- **INSTRUCTION**:
Copy the lines that follow, keeping every character the same.

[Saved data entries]
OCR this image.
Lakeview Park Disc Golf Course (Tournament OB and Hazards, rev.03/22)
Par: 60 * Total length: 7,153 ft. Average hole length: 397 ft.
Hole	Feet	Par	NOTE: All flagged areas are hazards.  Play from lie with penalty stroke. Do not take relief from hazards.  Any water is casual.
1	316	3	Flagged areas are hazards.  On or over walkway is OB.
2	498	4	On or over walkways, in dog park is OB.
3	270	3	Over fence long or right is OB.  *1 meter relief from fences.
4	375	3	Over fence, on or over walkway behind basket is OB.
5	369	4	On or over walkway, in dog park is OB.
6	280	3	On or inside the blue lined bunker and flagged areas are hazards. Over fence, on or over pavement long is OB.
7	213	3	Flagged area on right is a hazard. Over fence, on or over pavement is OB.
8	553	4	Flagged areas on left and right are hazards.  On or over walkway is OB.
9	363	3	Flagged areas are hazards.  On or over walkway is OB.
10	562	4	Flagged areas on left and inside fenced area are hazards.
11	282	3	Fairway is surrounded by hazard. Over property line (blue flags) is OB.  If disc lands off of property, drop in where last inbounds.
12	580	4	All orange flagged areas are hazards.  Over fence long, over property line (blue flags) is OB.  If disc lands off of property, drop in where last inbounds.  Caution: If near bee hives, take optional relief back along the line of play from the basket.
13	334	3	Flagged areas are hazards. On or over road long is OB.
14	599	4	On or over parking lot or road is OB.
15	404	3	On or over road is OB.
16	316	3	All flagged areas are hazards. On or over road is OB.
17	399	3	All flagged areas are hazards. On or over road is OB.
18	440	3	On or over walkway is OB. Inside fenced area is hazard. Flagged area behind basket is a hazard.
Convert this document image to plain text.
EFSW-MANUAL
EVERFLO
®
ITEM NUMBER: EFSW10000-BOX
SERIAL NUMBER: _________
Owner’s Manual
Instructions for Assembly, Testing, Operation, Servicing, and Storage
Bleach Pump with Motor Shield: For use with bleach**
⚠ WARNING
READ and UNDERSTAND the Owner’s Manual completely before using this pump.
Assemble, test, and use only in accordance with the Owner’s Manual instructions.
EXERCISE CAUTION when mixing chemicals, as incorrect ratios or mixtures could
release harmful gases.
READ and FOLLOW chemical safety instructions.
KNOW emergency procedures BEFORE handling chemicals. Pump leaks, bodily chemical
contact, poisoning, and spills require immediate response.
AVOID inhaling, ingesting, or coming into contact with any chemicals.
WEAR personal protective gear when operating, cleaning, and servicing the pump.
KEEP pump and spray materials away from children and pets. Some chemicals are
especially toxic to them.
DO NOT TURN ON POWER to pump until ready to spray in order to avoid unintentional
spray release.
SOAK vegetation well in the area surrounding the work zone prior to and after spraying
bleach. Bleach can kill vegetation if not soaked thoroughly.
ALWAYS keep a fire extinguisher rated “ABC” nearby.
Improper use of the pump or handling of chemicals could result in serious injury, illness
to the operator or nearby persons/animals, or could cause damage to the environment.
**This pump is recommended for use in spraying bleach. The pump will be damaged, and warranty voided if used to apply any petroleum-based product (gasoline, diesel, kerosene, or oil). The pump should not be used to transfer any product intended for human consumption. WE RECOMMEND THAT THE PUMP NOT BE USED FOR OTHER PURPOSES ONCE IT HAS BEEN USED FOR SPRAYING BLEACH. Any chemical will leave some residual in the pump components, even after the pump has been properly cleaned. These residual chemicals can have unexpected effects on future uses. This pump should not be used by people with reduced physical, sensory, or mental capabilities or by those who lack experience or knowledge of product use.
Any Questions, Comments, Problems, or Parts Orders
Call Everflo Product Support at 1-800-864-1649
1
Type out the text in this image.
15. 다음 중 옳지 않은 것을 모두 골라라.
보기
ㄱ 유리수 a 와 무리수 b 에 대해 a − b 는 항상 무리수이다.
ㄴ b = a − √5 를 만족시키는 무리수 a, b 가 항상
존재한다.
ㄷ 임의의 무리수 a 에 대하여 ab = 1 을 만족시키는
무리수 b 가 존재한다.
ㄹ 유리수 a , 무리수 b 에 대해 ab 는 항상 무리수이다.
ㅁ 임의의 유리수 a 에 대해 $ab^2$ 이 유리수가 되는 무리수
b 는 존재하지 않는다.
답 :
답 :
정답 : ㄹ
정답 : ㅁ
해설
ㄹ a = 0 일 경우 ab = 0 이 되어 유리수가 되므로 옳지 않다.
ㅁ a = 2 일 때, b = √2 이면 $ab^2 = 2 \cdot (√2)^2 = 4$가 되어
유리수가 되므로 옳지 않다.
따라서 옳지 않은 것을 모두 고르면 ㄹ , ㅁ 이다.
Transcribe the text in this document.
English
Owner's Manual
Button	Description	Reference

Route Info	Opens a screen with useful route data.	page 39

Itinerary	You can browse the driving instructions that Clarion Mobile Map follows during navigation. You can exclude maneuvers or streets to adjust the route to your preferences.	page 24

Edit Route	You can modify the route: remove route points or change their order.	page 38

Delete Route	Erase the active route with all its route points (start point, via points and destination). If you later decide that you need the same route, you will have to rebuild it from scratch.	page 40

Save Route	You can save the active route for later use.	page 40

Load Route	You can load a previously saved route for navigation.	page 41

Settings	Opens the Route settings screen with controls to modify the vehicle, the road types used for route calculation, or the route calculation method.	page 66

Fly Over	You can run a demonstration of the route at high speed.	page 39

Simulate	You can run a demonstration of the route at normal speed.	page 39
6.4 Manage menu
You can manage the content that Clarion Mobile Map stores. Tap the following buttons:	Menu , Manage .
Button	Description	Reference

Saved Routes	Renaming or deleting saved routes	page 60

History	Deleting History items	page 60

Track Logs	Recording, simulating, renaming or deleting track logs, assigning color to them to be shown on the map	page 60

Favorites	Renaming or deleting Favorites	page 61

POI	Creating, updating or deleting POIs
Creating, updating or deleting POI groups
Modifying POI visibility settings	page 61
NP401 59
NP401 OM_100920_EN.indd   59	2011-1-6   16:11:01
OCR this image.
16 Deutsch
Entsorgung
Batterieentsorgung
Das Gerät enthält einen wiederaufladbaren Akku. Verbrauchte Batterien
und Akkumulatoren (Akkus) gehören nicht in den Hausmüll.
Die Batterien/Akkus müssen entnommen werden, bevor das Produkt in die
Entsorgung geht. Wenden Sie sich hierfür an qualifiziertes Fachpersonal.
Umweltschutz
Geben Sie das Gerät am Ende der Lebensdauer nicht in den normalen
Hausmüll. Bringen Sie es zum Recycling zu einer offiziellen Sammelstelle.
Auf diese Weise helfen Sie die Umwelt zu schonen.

- **TASK ANSWER**:
OCR this image.
Lakeview Park Disc Golf Course (Tournament OB and Hazards, rev.03/22)
Par: 60 * Total length: 7,153 ft. Average hole length: 397 ft.
Hole	Feet	Par	NOTE: All flagged areas are hazards.  Play from lie with penalty stroke. Do not take relief from hazards.  Any water is casual.
1	316	3	Flagged areas are hazards.  On or over walkway is OB.
2	498	4	On or over walkways, in dog park is OB.
3	270	3	Over fence long or right is OB.  *1 meter relief from fences.
4	375	3	Over fence, on or over walkway behind basket is OB.
5	369	4	On or over walkway, in dog park is OB.
6	280	3	On or inside the blue lined bunker and flagged areas are hazards. Over fence, on or over pavement long is OB.
7	213	3	Flagged area on right is a hazard. Over fence, on or over pavement is OB.
8	553	4	Flagged areas on left and right are hazards.  On or over walkway is OB.
9	363	3	Flagged areas are hazards.  On or over walkway is OB.
10	562	4	Flagged areas on left and inside fenced area are hazards.
11	282	3	Fairway is surrounded by hazard. Over property line (blue flags) is OB.  If disc lands off of property, drop in where last inbounds.
12	580	4	All orange flagged areas are hazards.  Over fence long, over property line (blue flags) is OB.  If disc lands off of property, drop in where last inbounds.  Caution: If near bee hives, take optional relief back along the line of play from the basket.
13	334	3	Flagged areas are hazards. On or over road long is OB.
14	599	4	On or over parking lot or road is OB.
15	404	3	On or over road is OB.
16	316	3	All flagged areas are hazards. On or over road is OB.
17	399	3	All flagged areas are hazards. On or over road is OB.
18	440	3	On or over walkway is OB. Inside fenced area is hazard. Flagged area behind basket is a hazard.
Convert this document image to plain text.
EFSW-MANUAL
EVERFLO
®
ITEM NUMBER: EFSW10000-BOX
SERIAL NUMBER: _________
Owner’s Manual
Instructions for Assembly, Testing, Operation, Servicing, and Storage
Bleach Pump with Motor Shield: For use with bleach**
⚠ WARNING
READ and UNDERSTAND the Owner’s Manual completely before using this pump.
Assemble, test, and use only in accordance with the Owner’s Manual instructions.
EXERCISE CAUTION when mixing chemicals, as incorrect ratios or mixtures could
release harmful gases.
READ and FOLLOW chemical safety instructions.
KNOW emergency procedures BEFORE handling chemicals. Pump leaks, bodily chemical
contact, poisoning, and spills require immediate response.
AVOID inhaling, ingesting, or coming into contact with any chemicals.
WEAR personal protective gear when operating, cleaning, and servicing the pump.
KEEP pump and spray materials away from children and pets. Some chemicals are
especially toxic to them.
DO NOT TURN ON POWER to pump until ready to spray in order to avoid unintentional
spray release.
SOAK vegetation well in the area surrounding the work zone prior to and after spraying
bleach. Bleach can kill vegetation if not soaked thoroughly.
ALWAYS keep a fire extinguisher rated “ABC” nearby.
Improper use of the pump or handling of chemicals could result in serious injury, illness
to the operator or nearby persons/animals, or could cause damage to the environment.
**This pump is recommended for use in spraying bleach. The pump will be damaged, and warranty voided if used to apply any petroleum-based product (gasoline, diesel, kerosene, or oil). The pump should not be used to transfer any product intended for human consumption. WE RECOMMEND THAT THE PUMP NOT BE USED FOR OTHER PURPOSES ONCE IT HAS BEEN USED FOR SPRAYING BLEACH. Any chemical will leave some residual in the pump components, even after the pump has been properly cleaned. These residual chemicals can have unexpected effects on future uses. This pump should not be used by people with reduced physical, sensory, or mental capabilities or by those who lack experience or knowledge of product use.
Any Questions, Comments, Problems, or Parts Orders
Call Everflo Product Support at 1-800-864-1649
1
Type out the text in this image.
15. 다음 중 옳지 않은 것을 모두 골라라.
보기
ㄱ 유리수 a 와 무리수 b 에 대해 a − b 는 항상 무리수이다.
ㄴ b = a − √5 를 만족시키는 무리수 a, b 가 항상
존재한다.
ㄷ 임의의 무리수 a 에 대하여 ab = 1 을 만족시키는
무리수 b 가 존재한다.
ㄹ 유리수 a , 무리수 b 에 대해 ab 는 항상 무리수이다.
ㅁ 임의의 유리수 a 에 대해 $ab^2$ 이 유리수가 되는 무리수
b 는 존재하지 않는다.
답 :
답 :
정답 : ㄹ
정답 : ㅁ
해설
ㄹ a = 0 일 경우 ab = 0 이 되어 유리수가 되므로 옳지 않다.
ㅁ a = 2 일 때, b = √2 이면 $ab^2 = 2 \cdot (√2)^2 = 4$가 되어
유리수가 되므로 옳지 않다.
따라서 옳지 않은 것을 모두 고르면 ㄹ , ㅁ 이다.
Transcribe the text in this document.
English
Owner's Manual
Button	Description	Reference

Route Info	Opens a screen with useful route data.	page 39

Itinerary	You can browse the driving instructions that Clarion Mobile Map follows during navigation. You can exclude maneuvers or streets to adjust the route to your preferences.	page 24

Edit Route	You can modify the route: remove route points or change their order.	page 38

Delete Route	Erase the active route with all its route points (start point, via points and destination). If you later decide that you need the same route, you will have to rebuild it from scratch.	page 40

Save Route	You can save the active route for later use.	page 40

Load Route	You can load a previously saved route for navigation.	page 41

Settings	Opens the Route settings screen with controls to modify the vehicle, the road types used for route calculation, or the route calculation method.	page 66

Fly Over	You can run a demonstration of the route at high speed.	page 39

Simulate	You can run a demonstration of the route at normal speed.	page 39
6.4 Manage menu
You can manage the content that Clarion Mobile Map stores. Tap the following buttons:	Menu , Manage .
Button	Description	Reference

Saved Routes	Renaming or deleting saved routes	page 60

History	Deleting History items	page 60

Track Logs	Recording, simulating, renaming or deleting track logs, assigning color to them to be shown on the map	page 60

Favorites	Renaming or deleting Favorites	page 61

POI	Creating, updating or deleting POIs
Creating, updating or deleting POI groups
Modifying POI visibility settings	page 61
NP401 59
NP401 OM_100920_EN.indd   59	2011-1-6   16:11:01
OCR this image.
16 Deutsch
Entsorgung
Batterieentsorgung
Das Gerät enthält einen wiederaufladbaren Akku. Verbrauchte Batterien
und Akkumulatoren (Akkus) gehören nicht in den Hausmüll.
Die Batterien/Akkus müssen entnommen werden, bevor das Produkt in die
Entsorgung geht. Wenden Sie sich hierfür an qualifiziertes Fachpersonal.
Umweltschutz
Geben Sie das Gerät am Ende der Lebensdauer nicht in den normalen
Hausmüll. Bringen Sie es zum Recycling zu einer offiziellen Sammelstelle.
Auf diese Weise helfen Sie die Umwelt zu schonen.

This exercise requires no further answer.